_The request_: Pick out and copy every line below that has the word "dimensions".

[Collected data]
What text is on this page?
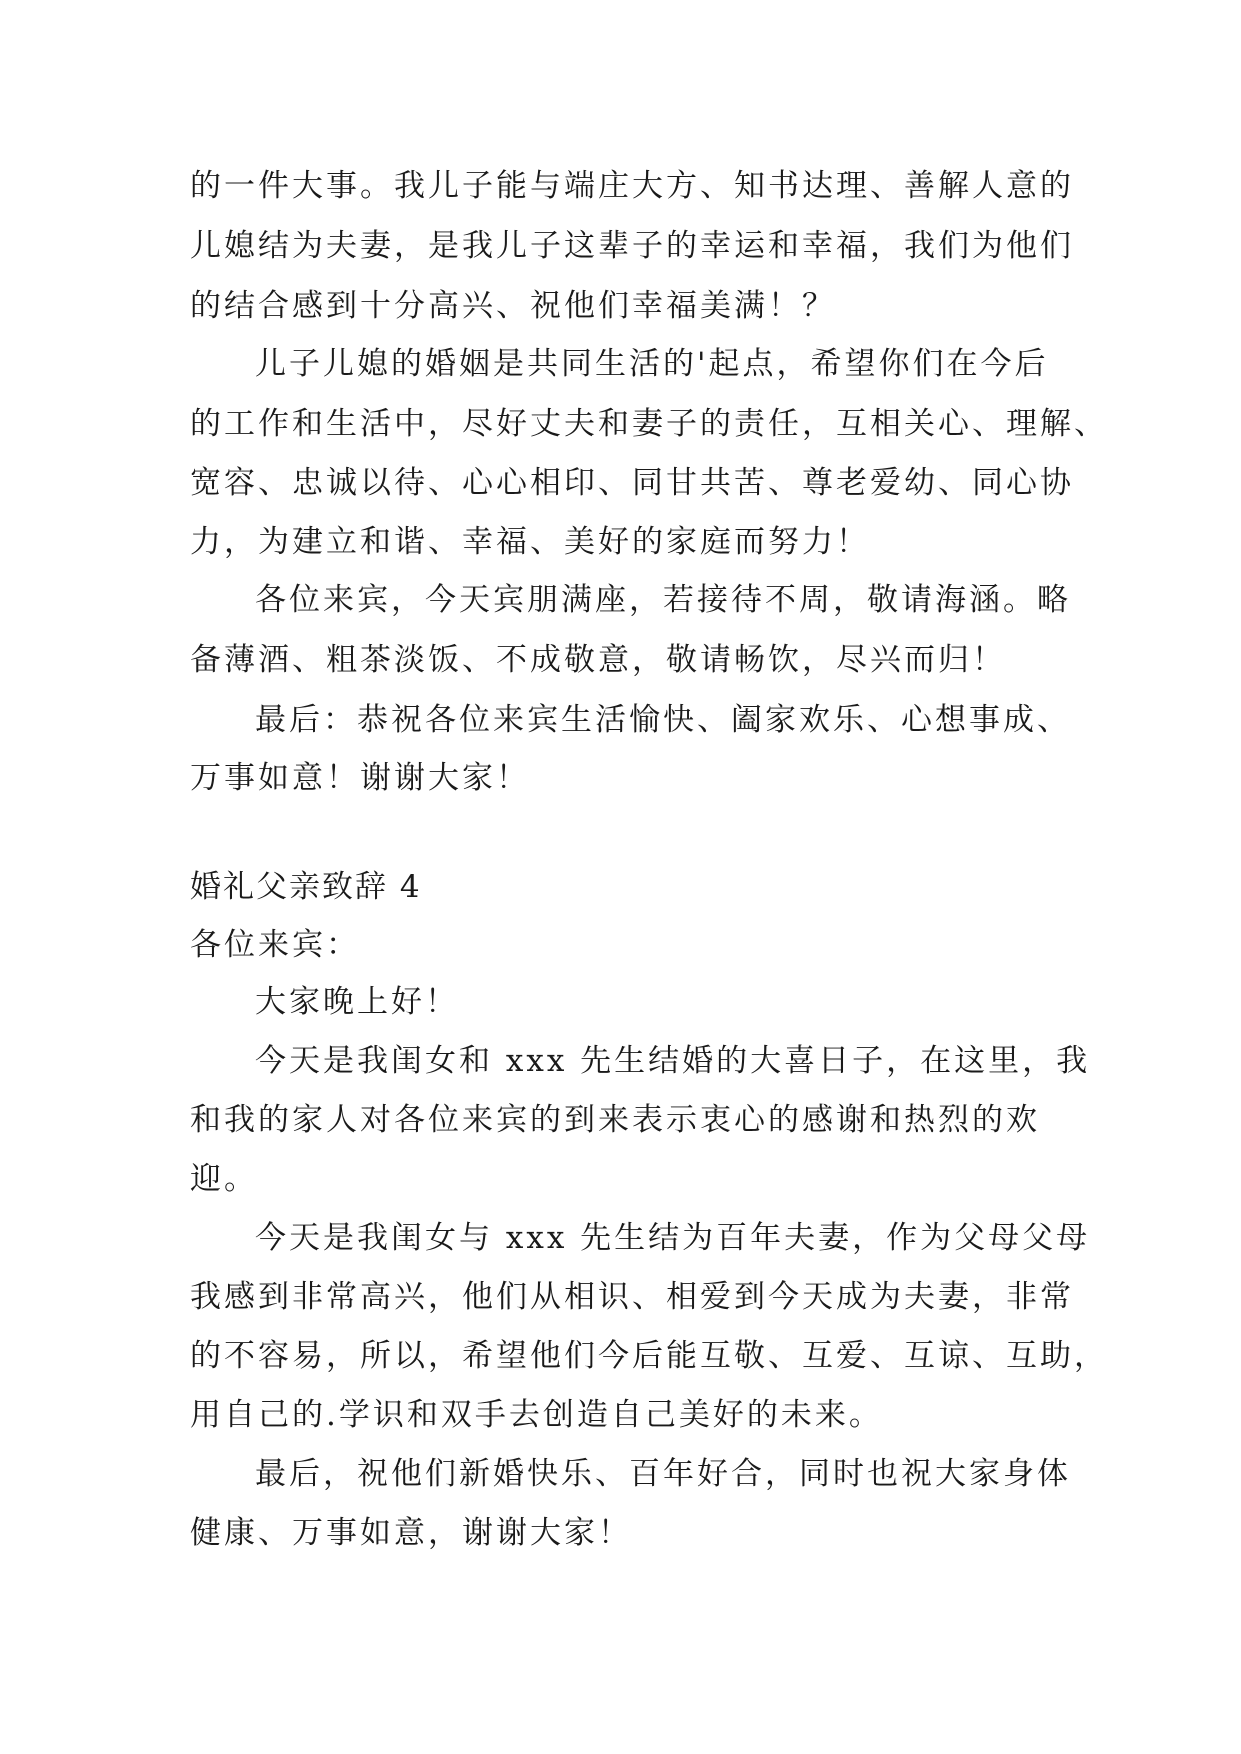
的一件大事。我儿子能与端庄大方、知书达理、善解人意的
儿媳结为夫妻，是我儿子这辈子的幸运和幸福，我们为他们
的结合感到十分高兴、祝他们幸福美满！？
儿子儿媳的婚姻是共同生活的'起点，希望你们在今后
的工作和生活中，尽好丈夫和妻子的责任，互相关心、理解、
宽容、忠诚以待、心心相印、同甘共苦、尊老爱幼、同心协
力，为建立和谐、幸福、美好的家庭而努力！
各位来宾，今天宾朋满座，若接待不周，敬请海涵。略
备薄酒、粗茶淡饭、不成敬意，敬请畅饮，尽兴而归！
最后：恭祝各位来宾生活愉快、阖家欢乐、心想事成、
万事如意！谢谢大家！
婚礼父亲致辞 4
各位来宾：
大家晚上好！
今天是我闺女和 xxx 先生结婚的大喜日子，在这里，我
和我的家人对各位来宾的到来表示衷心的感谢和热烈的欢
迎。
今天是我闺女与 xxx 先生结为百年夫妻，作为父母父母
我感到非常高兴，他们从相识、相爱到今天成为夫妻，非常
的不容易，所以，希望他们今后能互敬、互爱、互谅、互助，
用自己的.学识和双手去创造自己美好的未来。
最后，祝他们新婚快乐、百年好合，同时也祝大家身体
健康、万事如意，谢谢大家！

* * *

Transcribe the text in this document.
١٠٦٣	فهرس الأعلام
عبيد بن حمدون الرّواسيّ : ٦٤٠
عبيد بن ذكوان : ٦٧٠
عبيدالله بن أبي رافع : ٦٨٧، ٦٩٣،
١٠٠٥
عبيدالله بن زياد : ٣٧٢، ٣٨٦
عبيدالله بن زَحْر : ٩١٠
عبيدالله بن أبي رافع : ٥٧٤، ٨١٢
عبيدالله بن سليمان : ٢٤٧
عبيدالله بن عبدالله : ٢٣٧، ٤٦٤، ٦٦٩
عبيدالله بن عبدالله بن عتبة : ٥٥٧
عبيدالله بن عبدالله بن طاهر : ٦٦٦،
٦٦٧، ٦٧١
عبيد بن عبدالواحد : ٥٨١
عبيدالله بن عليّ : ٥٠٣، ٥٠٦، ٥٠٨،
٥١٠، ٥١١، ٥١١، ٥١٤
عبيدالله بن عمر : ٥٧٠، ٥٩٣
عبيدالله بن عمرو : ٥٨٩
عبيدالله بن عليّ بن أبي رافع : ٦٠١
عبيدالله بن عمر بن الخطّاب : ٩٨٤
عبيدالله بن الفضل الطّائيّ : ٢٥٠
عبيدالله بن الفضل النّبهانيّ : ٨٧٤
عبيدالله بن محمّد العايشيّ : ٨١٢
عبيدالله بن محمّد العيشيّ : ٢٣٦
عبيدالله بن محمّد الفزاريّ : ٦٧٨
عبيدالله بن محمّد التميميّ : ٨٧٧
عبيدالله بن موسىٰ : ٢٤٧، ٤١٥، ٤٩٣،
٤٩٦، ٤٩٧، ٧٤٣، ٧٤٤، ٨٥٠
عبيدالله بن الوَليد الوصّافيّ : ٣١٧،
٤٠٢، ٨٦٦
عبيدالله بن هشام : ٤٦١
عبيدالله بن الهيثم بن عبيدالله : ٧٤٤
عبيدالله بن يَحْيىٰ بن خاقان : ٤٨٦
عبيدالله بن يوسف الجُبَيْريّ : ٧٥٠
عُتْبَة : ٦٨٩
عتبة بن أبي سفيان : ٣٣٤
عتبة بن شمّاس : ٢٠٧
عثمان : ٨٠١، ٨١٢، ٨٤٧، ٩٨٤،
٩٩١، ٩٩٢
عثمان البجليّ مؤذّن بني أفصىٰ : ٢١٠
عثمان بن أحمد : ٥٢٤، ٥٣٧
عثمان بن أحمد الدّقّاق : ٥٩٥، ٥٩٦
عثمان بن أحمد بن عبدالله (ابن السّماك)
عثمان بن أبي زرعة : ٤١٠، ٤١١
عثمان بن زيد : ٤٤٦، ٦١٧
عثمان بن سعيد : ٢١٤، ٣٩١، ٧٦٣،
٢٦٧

* * *

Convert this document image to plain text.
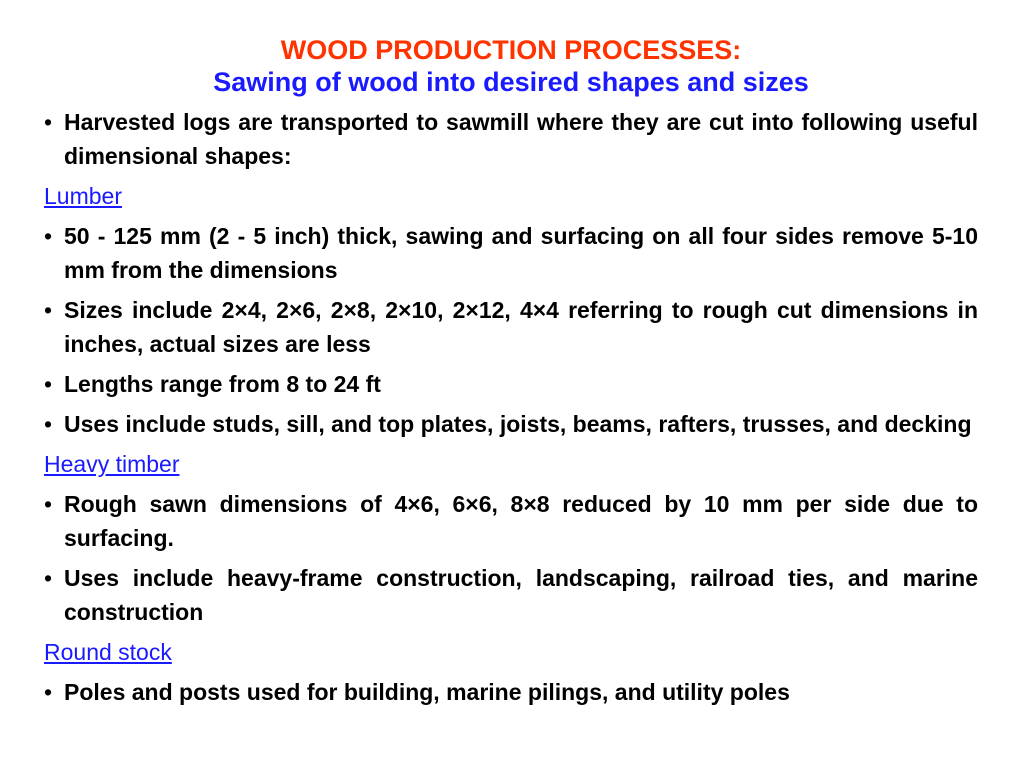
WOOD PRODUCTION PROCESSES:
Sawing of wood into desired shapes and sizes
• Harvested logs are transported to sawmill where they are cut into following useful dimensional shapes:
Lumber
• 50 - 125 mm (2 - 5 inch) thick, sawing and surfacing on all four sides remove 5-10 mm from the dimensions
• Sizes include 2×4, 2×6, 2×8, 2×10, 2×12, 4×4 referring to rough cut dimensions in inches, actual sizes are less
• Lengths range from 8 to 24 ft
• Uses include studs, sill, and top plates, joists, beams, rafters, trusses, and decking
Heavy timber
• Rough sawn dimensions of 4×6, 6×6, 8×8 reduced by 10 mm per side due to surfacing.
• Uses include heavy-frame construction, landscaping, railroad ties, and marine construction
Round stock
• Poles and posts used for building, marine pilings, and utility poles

_Completed task_:
• 50 - 125 mm (2 - 5 inch) thick, sawing and surfacing on all four sides remove 5-10 mm from the dimensions
• Sizes include 2×4, 2×6, 2×8, 2×10, 2×12, 4×4 referring to rough cut dimensions in inches, actual sizes are less
• Rough sawn dimensions of 4×6, 6×6, 8×8 reduced by 10 mm per side due to surfacing.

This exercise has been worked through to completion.